— BEGIN —

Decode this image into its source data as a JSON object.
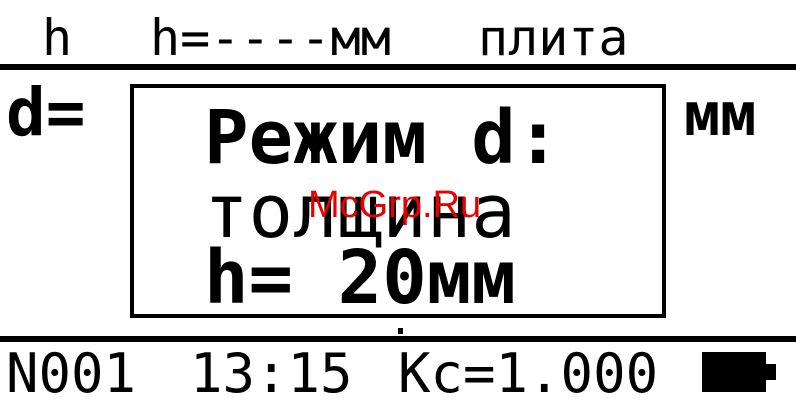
{
  "header": {
    "mode": "h",
    "height_readout": "h=----мм",
    "base": "плита"
  },
  "measurement": {
    "label": "d=",
    "unit": "мм"
  },
  "popup": {
    "line1": "Режим d:",
    "line2": "толщина",
    "line3": "h= 20мм"
  },
  "watermark": "McGrp.Ru",
  "footer": {
    "record": "N001",
    "time": "13:15",
    "coefficient": "Кс=1.000"
  },
  "icons": {
    "battery": "battery-full-icon"
  }
}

— END —

◆ **Stated problem**
Every record gets retyped exactly; no picture goes into the copy.

◆ **Answer to the problem**
Decode this image into its source data as a JSON object.
{
  "header": {
    "mode": "h",
    "height_readout": "h=----мм",
    "base": "плита"
  },
  "measurement": {
    "label": "d=",
    "unit": "мм"
  },
  "popup": {
    "line1": "Режим d:",
    "line2": "толщина",
    "line3": "h= 20мм"
  },
  "watermark": "McGrp.Ru",
  "footer": {
    "record": "N001",
    "time": "13:15",
    "coefficient": "Кс=1.000"
  },
  "icons": {
    "battery": "battery-full-icon"
  }
}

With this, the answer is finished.